▶ TO BE DONE:
Report the number of lines in these entries that contain "ASSIST". Write only the number.

▶ GIVEN RECORDS:
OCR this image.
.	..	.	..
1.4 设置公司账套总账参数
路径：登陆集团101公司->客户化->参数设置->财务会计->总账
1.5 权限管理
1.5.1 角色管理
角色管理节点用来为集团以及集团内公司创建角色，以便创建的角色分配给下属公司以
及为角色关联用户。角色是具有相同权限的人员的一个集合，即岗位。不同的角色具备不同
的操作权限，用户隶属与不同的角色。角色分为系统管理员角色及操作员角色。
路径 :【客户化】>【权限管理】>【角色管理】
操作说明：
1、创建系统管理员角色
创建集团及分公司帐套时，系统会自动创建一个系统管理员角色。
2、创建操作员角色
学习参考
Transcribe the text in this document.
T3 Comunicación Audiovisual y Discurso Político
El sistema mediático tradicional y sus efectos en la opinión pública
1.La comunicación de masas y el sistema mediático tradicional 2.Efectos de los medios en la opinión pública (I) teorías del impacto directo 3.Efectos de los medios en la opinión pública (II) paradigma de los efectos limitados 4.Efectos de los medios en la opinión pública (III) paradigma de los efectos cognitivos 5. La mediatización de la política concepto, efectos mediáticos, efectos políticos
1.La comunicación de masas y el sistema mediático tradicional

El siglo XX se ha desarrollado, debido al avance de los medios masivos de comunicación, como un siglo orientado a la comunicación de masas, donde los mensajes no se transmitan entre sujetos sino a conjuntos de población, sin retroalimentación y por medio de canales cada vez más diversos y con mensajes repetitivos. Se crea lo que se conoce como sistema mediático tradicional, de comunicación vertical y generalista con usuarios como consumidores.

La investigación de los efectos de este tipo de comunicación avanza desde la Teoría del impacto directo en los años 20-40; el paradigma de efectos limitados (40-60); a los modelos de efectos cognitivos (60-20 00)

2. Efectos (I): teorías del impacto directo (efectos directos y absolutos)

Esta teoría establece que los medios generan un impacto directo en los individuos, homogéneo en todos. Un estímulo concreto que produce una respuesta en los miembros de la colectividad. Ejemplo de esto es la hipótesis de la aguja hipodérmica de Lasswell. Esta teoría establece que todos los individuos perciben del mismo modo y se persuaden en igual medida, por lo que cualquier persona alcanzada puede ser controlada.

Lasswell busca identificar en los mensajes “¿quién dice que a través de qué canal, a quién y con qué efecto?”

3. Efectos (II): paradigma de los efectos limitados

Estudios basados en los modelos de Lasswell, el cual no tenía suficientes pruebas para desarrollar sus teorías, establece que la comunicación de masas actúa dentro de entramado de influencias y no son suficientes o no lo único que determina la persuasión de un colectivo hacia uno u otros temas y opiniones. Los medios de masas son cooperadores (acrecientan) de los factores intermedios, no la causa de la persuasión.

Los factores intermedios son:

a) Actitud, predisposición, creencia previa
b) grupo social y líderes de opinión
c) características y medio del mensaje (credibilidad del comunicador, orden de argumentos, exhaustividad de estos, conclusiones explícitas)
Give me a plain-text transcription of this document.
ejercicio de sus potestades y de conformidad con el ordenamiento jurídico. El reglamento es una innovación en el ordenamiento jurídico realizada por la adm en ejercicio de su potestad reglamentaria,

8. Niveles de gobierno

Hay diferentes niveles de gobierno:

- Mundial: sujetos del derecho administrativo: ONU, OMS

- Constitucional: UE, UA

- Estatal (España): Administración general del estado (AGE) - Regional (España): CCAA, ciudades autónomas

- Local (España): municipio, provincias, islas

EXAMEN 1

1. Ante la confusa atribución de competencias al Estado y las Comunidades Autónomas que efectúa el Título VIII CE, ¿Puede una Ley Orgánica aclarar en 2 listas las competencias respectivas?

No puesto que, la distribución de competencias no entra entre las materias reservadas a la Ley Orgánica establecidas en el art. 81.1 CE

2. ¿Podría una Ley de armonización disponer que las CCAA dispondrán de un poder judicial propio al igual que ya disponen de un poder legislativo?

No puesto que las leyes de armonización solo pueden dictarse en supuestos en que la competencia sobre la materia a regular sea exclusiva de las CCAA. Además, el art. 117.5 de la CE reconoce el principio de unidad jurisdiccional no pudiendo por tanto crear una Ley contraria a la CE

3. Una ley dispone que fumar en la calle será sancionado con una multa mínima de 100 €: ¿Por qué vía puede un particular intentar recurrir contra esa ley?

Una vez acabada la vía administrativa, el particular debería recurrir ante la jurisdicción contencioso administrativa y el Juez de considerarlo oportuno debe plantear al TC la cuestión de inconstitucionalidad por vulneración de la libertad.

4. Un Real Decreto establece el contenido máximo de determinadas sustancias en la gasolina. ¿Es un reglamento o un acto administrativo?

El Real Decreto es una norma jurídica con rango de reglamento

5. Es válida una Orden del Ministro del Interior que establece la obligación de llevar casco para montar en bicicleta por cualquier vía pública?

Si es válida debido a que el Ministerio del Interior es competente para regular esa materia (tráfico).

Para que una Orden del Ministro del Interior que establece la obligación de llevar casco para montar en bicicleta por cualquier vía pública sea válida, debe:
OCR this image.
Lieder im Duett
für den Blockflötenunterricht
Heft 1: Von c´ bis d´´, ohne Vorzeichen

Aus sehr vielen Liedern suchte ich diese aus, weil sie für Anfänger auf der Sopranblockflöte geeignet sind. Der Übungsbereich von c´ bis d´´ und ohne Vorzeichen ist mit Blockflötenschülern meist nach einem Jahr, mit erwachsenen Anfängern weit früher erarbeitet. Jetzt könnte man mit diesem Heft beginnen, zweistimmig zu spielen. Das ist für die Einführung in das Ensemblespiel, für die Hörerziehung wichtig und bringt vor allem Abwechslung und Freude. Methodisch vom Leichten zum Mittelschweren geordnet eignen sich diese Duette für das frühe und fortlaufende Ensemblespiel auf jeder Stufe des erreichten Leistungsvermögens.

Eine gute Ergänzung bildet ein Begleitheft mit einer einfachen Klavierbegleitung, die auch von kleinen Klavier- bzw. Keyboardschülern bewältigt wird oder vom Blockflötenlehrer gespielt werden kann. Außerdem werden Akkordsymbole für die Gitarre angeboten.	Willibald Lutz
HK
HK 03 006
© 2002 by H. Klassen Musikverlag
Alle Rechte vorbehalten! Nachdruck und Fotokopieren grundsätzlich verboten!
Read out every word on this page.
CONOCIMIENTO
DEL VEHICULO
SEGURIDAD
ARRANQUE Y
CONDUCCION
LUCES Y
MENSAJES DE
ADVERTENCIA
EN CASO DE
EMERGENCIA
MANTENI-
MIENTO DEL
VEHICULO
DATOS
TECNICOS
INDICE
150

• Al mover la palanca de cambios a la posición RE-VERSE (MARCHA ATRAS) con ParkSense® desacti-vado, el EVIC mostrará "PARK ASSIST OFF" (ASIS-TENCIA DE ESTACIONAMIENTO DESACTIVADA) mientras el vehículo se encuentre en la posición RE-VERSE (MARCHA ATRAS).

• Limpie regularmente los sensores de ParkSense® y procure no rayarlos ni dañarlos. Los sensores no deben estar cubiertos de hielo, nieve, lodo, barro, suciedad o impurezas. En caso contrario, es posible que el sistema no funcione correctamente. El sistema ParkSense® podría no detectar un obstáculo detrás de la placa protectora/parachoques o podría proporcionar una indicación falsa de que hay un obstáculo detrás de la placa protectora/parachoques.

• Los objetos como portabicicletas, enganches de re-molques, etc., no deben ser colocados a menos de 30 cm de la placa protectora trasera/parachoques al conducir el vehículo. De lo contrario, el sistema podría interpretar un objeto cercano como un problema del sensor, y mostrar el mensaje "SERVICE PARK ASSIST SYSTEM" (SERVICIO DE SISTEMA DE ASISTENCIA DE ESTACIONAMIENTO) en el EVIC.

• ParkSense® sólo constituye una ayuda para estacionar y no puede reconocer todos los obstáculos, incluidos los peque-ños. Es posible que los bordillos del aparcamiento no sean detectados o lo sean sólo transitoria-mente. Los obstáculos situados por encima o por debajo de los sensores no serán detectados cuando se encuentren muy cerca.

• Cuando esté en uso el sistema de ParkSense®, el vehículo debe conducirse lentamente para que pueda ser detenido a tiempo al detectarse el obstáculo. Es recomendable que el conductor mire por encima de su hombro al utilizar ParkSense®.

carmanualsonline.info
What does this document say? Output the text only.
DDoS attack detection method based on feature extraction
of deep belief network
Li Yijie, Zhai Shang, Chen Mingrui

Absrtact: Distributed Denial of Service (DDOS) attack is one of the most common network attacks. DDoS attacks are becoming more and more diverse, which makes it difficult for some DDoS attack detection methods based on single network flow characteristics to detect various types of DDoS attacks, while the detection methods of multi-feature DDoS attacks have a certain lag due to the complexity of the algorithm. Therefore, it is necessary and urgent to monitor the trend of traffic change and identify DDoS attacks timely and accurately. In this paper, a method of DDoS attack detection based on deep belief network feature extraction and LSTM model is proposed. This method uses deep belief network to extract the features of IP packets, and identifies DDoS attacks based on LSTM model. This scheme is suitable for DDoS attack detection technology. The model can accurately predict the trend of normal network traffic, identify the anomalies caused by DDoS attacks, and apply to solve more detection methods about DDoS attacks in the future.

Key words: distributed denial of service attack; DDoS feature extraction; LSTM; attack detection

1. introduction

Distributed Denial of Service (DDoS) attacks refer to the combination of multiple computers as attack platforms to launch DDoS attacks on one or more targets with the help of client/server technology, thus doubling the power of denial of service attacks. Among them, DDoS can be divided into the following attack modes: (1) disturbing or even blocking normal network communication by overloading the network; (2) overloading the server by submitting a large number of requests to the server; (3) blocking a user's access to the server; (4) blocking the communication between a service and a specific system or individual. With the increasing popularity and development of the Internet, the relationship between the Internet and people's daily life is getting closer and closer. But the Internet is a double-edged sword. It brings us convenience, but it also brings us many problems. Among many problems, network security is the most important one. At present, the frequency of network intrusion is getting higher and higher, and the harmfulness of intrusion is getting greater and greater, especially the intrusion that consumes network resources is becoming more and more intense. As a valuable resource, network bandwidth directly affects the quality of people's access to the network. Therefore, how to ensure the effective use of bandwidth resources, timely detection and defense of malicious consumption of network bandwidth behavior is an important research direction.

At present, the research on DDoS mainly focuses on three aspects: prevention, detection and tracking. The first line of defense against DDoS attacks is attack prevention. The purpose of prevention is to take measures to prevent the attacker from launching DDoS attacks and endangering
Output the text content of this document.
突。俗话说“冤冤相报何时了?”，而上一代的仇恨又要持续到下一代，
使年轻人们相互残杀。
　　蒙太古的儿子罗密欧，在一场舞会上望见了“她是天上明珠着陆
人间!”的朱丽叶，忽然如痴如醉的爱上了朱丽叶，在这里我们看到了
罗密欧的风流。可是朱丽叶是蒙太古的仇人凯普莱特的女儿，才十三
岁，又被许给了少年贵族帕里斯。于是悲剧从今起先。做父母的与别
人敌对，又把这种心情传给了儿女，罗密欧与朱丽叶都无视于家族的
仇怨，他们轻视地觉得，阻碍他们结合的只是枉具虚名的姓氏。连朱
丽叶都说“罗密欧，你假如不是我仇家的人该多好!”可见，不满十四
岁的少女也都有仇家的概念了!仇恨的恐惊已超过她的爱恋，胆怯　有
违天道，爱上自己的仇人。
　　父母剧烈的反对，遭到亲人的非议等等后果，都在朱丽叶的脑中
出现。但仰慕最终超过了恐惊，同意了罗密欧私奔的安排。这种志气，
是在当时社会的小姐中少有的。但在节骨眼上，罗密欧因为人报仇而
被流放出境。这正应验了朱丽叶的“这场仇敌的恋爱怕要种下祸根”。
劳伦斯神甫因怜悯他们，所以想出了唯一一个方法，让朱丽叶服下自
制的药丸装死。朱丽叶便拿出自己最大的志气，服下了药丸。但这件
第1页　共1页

▶ ANSWER FOR THIS EXERCISE:
2